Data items

__________

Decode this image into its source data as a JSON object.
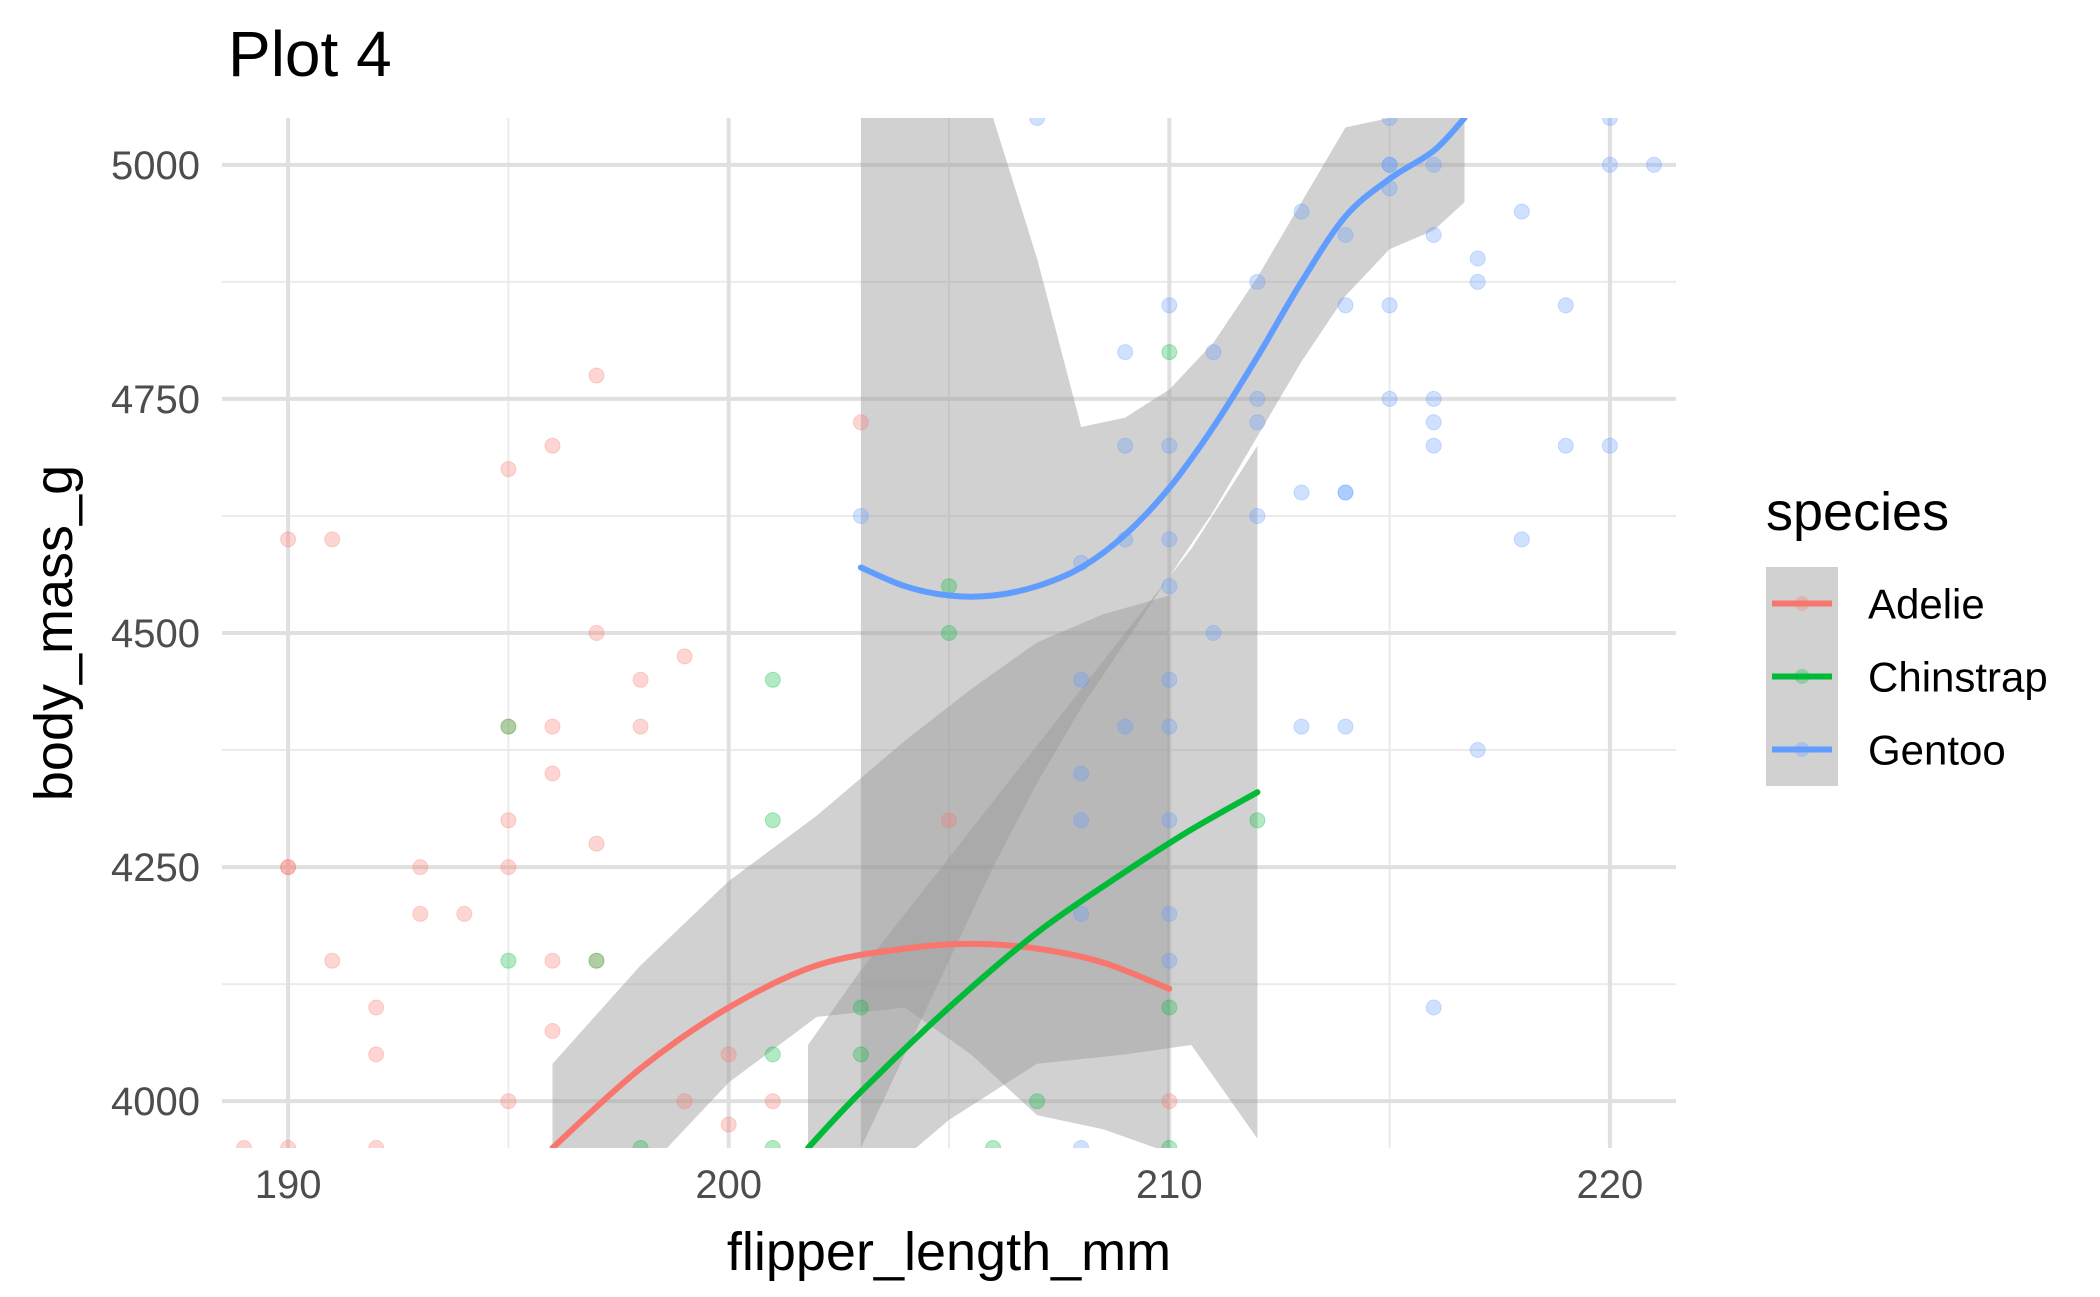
{
  "chart_data": {
    "type": "scatter",
    "title": "Plot 4",
    "xlabel": "flipper_length_mm",
    "ylabel": "body_mass_g",
    "xlim": [
      188.5,
      221.5
    ],
    "ylim": [
      3950,
      5050
    ],
    "x_ticks": [
      190,
      200,
      210,
      220
    ],
    "y_ticks": [
      4000,
      4250,
      4500,
      4750,
      5000
    ],
    "grid": true,
    "legend": {
      "title": "species",
      "position": "right",
      "entries": [
        "Adelie",
        "Chinstrap",
        "Gentoo"
      ]
    },
    "series": [
      {
        "name": "Adelie",
        "color": "#F8766D",
        "points": [
          [
            189,
            3950
          ],
          [
            190,
            3950
          ],
          [
            190,
            4250
          ],
          [
            190,
            4250
          ],
          [
            190,
            4600
          ],
          [
            191,
            4600
          ],
          [
            191,
            4150
          ],
          [
            192,
            4100
          ],
          [
            192,
            4050
          ],
          [
            192,
            3950
          ],
          [
            193,
            4250
          ],
          [
            193,
            4200
          ],
          [
            194,
            4200
          ],
          [
            195,
            4675
          ],
          [
            195,
            4300
          ],
          [
            195,
            4250
          ],
          [
            195,
            4000
          ],
          [
            195,
            4400
          ],
          [
            196,
            4700
          ],
          [
            196,
            4400
          ],
          [
            196,
            4350
          ],
          [
            196,
            4150
          ],
          [
            196,
            4075
          ],
          [
            197,
            4775
          ],
          [
            197,
            4500
          ],
          [
            197,
            4275
          ],
          [
            197,
            4150
          ],
          [
            198,
            4450
          ],
          [
            198,
            4400
          ],
          [
            199,
            4475
          ],
          [
            199,
            4000
          ],
          [
            200,
            4050
          ],
          [
            200,
            3975
          ],
          [
            201,
            4000
          ],
          [
            203,
            4725
          ],
          [
            205,
            4300
          ],
          [
            210,
            4000
          ]
        ],
        "smooth": {
          "x": [
            196,
            198,
            200,
            202,
            204,
            205.5,
            207,
            208.5,
            210
          ],
          "y": [
            3950,
            4035,
            4100,
            4145,
            4163,
            4168,
            4163,
            4148,
            4120
          ],
          "lower": [
            3815,
            3920,
            4020,
            4090,
            4100,
            4050,
            3985,
            3970,
            3945
          ],
          "upper": [
            4040,
            4145,
            4235,
            4305,
            4385,
            4440,
            4490,
            4520,
            4540
          ]
        }
      },
      {
        "name": "Chinstrap",
        "color": "#00BA38",
        "points": [
          [
            195,
            4400
          ],
          [
            195,
            4150
          ],
          [
            197,
            4150
          ],
          [
            198,
            3950
          ],
          [
            201,
            4450
          ],
          [
            201,
            4300
          ],
          [
            201,
            4050
          ],
          [
            201,
            3950
          ],
          [
            203,
            4100
          ],
          [
            203,
            4050
          ],
          [
            205,
            4550
          ],
          [
            205,
            4500
          ],
          [
            206,
            3950
          ],
          [
            207,
            4000
          ],
          [
            210,
            4800
          ],
          [
            210,
            4100
          ],
          [
            210,
            3950
          ],
          [
            212,
            4300
          ]
        ],
        "smooth": {
          "x": [
            201.8,
            203,
            205,
            207,
            209,
            210.5,
            212
          ],
          "y": [
            3950,
            4010,
            4100,
            4180,
            4245,
            4290,
            4330
          ],
          "lower": [
            3830,
            3900,
            3980,
            4040,
            4050,
            4060,
            3960
          ],
          "upper": [
            4060,
            4140,
            4260,
            4380,
            4500,
            4590,
            4700
          ]
        }
      },
      {
        "name": "Gentoo",
        "color": "#619CFF",
        "points": [
          [
            203,
            4625
          ],
          [
            207,
            5050
          ],
          [
            208,
            4575
          ],
          [
            208,
            4450
          ],
          [
            208,
            4350
          ],
          [
            208,
            4300
          ],
          [
            208,
            4200
          ],
          [
            208,
            3950
          ],
          [
            209,
            4800
          ],
          [
            209,
            4700
          ],
          [
            209,
            4600
          ],
          [
            209,
            4400
          ],
          [
            210,
            4850
          ],
          [
            210,
            4700
          ],
          [
            210,
            4600
          ],
          [
            210,
            4550
          ],
          [
            210,
            4450
          ],
          [
            210,
            4400
          ],
          [
            210,
            4300
          ],
          [
            210,
            4200
          ],
          [
            210,
            4150
          ],
          [
            211,
            4800
          ],
          [
            211,
            4500
          ],
          [
            212,
            4875
          ],
          [
            212,
            4750
          ],
          [
            212,
            4725
          ],
          [
            212,
            4625
          ],
          [
            213,
            4950
          ],
          [
            213,
            4650
          ],
          [
            213,
            4400
          ],
          [
            214,
            4925
          ],
          [
            214,
            4850
          ],
          [
            214,
            4650
          ],
          [
            214,
            4650
          ],
          [
            214,
            4400
          ],
          [
            215,
            5050
          ],
          [
            215,
            5000
          ],
          [
            215,
            5000
          ],
          [
            215,
            4975
          ],
          [
            215,
            4850
          ],
          [
            215,
            4750
          ],
          [
            216,
            5000
          ],
          [
            216,
            4925
          ],
          [
            216,
            4750
          ],
          [
            216,
            4725
          ],
          [
            216,
            4700
          ],
          [
            216,
            4100
          ],
          [
            217,
            4900
          ],
          [
            217,
            4875
          ],
          [
            217,
            4375
          ],
          [
            218,
            4950
          ],
          [
            218,
            4600
          ],
          [
            219,
            4850
          ],
          [
            219,
            4700
          ],
          [
            220,
            5050
          ],
          [
            220,
            5000
          ],
          [
            220,
            4700
          ],
          [
            221,
            5000
          ]
        ],
        "smooth": {
          "x": [
            203,
            204,
            205,
            206,
            207,
            208,
            209,
            210,
            211,
            212,
            213,
            214,
            215,
            216,
            216.7
          ],
          "y": [
            4570,
            4550,
            4540,
            4540,
            4550,
            4570,
            4605,
            4655,
            4720,
            4795,
            4875,
            4945,
            4985,
            5015,
            5050
          ],
          "lower": [
            3950,
            4050,
            4150,
            4250,
            4340,
            4420,
            4490,
            4560,
            4630,
            4710,
            4790,
            4860,
            4910,
            4930,
            4960
          ],
          "upper": [
            5050,
            5050,
            5050,
            5050,
            4900,
            4720,
            4730,
            4760,
            4810,
            4880,
            4960,
            5040,
            5050,
            5050,
            5050
          ]
        }
      }
    ]
  }
}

__________

WHAT YOU ARE ASKED TO DO
Select every line where the word "color" occurs.

EXERCISE SOLUTION
        "color": "#F8766D",
        "color": "#00BA38",
        "color": "#619CFF",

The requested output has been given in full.